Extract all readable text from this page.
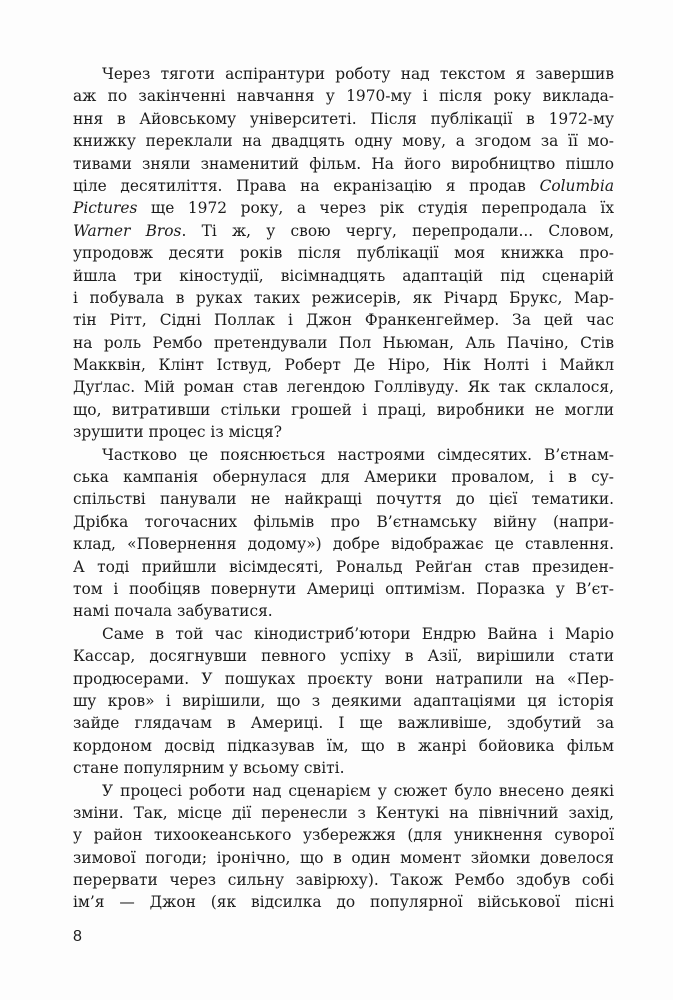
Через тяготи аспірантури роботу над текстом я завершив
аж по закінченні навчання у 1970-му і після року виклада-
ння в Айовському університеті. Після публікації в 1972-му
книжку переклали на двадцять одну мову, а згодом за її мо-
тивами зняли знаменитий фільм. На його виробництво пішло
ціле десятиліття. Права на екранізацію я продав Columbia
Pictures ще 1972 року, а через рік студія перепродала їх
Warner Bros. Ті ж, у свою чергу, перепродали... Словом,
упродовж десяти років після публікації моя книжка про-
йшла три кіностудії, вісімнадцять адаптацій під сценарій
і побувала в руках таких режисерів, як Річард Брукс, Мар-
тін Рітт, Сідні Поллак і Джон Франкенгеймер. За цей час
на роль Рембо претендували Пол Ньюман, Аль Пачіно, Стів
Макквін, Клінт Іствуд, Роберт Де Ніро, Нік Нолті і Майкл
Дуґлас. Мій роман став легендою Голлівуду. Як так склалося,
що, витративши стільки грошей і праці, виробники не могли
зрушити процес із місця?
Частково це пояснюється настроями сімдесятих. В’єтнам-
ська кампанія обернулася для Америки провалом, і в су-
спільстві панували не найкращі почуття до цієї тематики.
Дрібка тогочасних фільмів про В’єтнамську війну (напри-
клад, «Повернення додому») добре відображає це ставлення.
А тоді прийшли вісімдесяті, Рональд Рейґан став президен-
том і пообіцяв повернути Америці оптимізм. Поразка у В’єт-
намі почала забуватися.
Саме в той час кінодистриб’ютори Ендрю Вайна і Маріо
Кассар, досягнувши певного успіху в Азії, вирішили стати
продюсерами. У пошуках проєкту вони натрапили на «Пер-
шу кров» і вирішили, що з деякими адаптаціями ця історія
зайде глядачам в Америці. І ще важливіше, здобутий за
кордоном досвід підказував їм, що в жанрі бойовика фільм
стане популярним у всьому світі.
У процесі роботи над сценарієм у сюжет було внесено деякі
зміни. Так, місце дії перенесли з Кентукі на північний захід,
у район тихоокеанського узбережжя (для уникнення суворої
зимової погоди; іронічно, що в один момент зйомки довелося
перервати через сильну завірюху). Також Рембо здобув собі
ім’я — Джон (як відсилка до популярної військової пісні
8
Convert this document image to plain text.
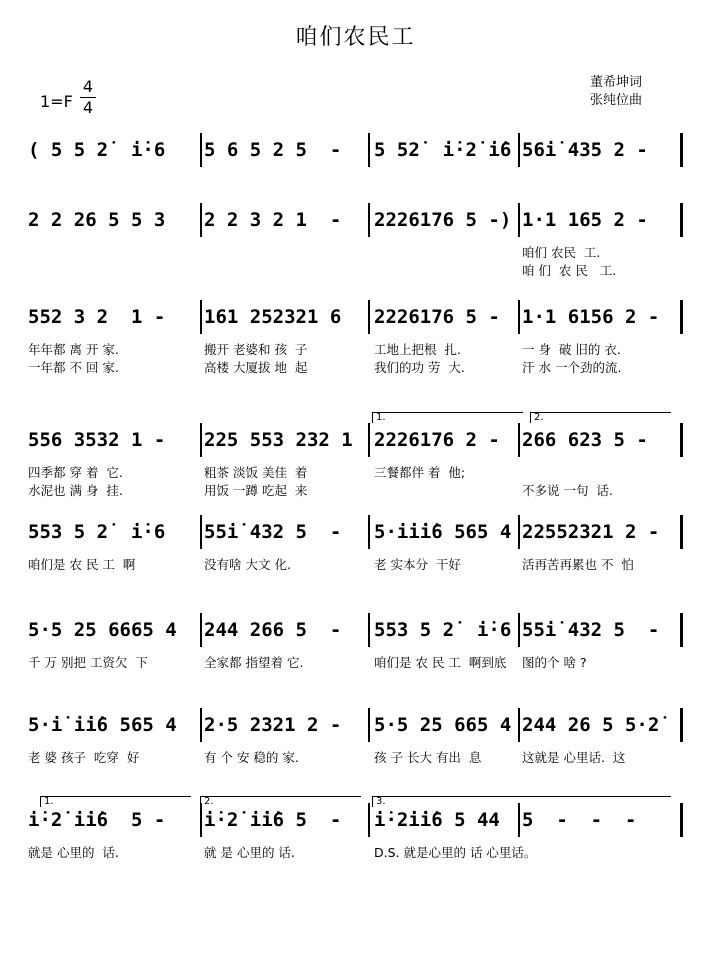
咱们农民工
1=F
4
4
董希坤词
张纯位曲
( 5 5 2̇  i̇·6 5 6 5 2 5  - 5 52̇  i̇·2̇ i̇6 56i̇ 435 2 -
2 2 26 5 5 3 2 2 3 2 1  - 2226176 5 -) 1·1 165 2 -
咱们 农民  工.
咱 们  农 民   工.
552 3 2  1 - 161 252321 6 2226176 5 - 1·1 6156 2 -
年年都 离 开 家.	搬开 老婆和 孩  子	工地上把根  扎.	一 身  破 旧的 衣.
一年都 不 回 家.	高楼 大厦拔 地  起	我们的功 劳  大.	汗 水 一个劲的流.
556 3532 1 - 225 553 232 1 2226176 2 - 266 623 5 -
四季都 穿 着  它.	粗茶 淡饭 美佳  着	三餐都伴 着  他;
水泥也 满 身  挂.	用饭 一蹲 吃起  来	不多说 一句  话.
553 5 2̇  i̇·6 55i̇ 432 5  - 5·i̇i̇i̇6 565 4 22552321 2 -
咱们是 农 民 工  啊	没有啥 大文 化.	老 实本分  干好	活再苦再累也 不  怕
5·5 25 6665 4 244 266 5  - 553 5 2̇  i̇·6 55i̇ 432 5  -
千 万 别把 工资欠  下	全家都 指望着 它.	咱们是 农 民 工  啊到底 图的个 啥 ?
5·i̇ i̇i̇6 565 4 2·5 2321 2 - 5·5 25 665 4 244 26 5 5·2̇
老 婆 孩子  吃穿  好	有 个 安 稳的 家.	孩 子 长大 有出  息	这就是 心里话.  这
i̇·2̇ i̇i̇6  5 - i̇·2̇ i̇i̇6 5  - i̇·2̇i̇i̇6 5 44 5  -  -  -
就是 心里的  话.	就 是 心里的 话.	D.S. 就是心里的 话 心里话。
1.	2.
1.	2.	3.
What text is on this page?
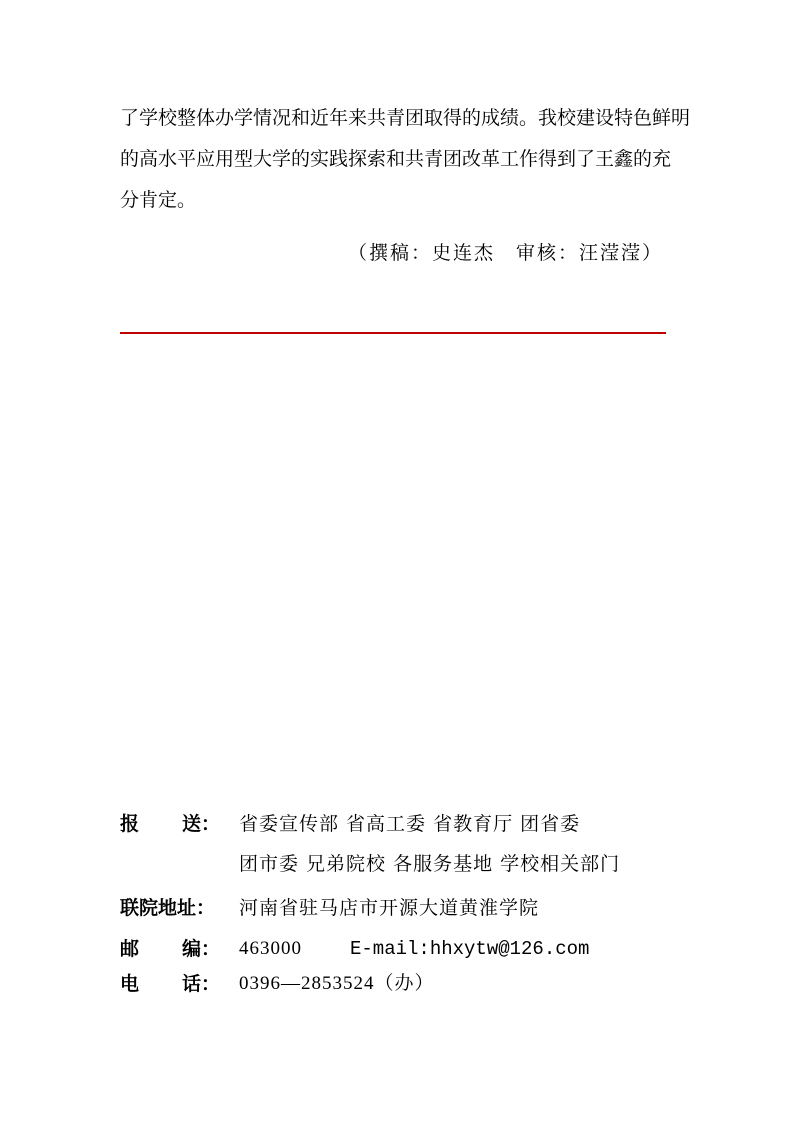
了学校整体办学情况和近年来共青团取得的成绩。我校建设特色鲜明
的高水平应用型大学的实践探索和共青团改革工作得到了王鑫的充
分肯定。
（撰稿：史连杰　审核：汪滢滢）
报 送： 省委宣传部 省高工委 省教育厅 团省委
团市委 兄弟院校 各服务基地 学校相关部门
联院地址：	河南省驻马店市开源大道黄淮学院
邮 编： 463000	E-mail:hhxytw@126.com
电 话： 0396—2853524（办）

WHAT YOU NEED TO DO: Omitting all images, print the listing exactly.

ANSWER TO THE PROBLEM:
Extract all readable text from this page.
Через тяготи аспірантури роботу над текстом я завершив
аж по закінченні навчання у 1970-му і після року виклада-
ння в Айовському університеті. Після публікації в 1972-му
книжку переклали на двадцять одну мову, а згодом за її мо-
тивами зняли знаменитий фільм. На його виробництво пішло
ціле десятиліття. Права на екранізацію я продав Columbia
Pictures ще 1972 року, а через рік студія перепродала їх
Warner Bros. Ті ж, у свою чергу, перепродали... Словом,
упродовж десяти років після публікації моя книжка про-
йшла три кіностудії, вісімнадцять адаптацій під сценарій
і побувала в руках таких режисерів, як Річард Брукс, Мар-
тін Рітт, Сідні Поллак і Джон Франкенгеймер. За цей час
на роль Рембо претендували Пол Ньюман, Аль Пачіно, Стів
Макквін, Клінт Іствуд, Роберт Де Ніро, Нік Нолті і Майкл
Дуґлас. Мій роман став легендою Голлівуду. Як так склалося,
що, витративши стільки грошей і праці, виробники не могли
зрушити процес із місця?
Частково це пояснюється настроями сімдесятих. В’єтнам-
ська кампанія обернулася для Америки провалом, і в су-
спільстві панували не найкращі почуття до цієї тематики.
Дрібка тогочасних фільмів про В’єтнамську війну (напри-
клад, «Повернення додому») добре відображає це ставлення.
А тоді прийшли вісімдесяті, Рональд Рейґан став президен-
том і пообіцяв повернути Америці оптимізм. Поразка у В’єт-
намі почала забуватися.
Саме в той час кінодистриб’ютори Ендрю Вайна і Маріо
Кассар, досягнувши певного успіху в Азії, вирішили стати
продюсерами. У пошуках проєкту вони натрапили на «Пер-
шу кров» і вирішили, що з деякими адаптаціями ця історія
зайде глядачам в Америці. І ще важливіше, здобутий за
кордоном досвід підказував їм, що в жанрі бойовика фільм
стане популярним у всьому світі.
У процесі роботи над сценарієм у сюжет було внесено деякі
зміни. Так, місце дії перенесли з Кентукі на північний захід,
у район тихоокеанського узбережжя (для уникнення суворої
зимової погоди; іронічно, що в один момент зйомки довелося
перервати через сильну завірюху). Також Рембо здобув собі
ім’я — Джон (як відсилка до популярної військової пісні
8
Convert this document image to plain text.
咱们农民工
1=F
4
4
董希坤词
张纯位曲
( 5 5 2̇  i̇·6 5 6 5 2 5  - 5 52̇  i̇·2̇ i̇6 56i̇ 435 2 -
2 2 26 5 5 3 2 2 3 2 1  - 2226176 5 -) 1·1 165 2 -
咱们 农民  工.
咱 们  农 民   工.
552 3 2  1 - 161 252321 6 2226176 5 - 1·1 6156 2 -
年年都 离 开 家.	搬开 老婆和 孩  子	工地上把根  扎.	一 身  破 旧的 衣.
一年都 不 回 家.	高楼 大厦拔 地  起	我们的功 劳  大.	汗 水 一个劲的流.
556 3532 1 - 225 553 232 1 2226176 2 - 266 623 5 -
四季都 穿 着  它.	粗茶 淡饭 美佳  着	三餐都伴 着  他;
水泥也 满 身  挂.	用饭 一蹲 吃起  来	不多说 一句  话.
553 5 2̇  i̇·6 55i̇ 432 5  - 5·i̇i̇i̇6 565 4 22552321 2 -
咱们是 农 民 工  啊	没有啥 大文 化.	老 实本分  干好	活再苦再累也 不  怕
5·5 25 6665 4 244 266 5  - 553 5 2̇  i̇·6 55i̇ 432 5  -
千 万 别把 工资欠  下	全家都 指望着 它.	咱们是 农 民 工  啊到底 图的个 啥 ?
5·i̇ i̇i̇6 565 4 2·5 2321 2 - 5·5 25 665 4 244 26 5 5·2̇
老 婆 孩子  吃穿  好	有 个 安 稳的 家.	孩 子 长大 有出  息	这就是 心里话.  这
i̇·2̇ i̇i̇6  5 - i̇·2̇ i̇i̇6 5  - i̇·2̇i̇i̇6 5 44 5  -  -  -
就是 心里的  话.	就 是 心里的 话.	D.S. 就是心里的 话 心里话。
1.	2.
1.	2.	3.
What text is on this page?
了学校整体办学情况和近年来共青团取得的成绩。我校建设特色鲜明
的高水平应用型大学的实践探索和共青团改革工作得到了王鑫的充
分肯定。
（撰稿：史连杰　审核：汪滢滢）
报 送： 省委宣传部 省高工委 省教育厅 团省委
团市委 兄弟院校 各服务基地 学校相关部门
联院地址：	河南省驻马店市开源大道黄淮学院
邮 编： 463000	E-mail:hhxytw@126.com
电 话： 0396—2853524（办）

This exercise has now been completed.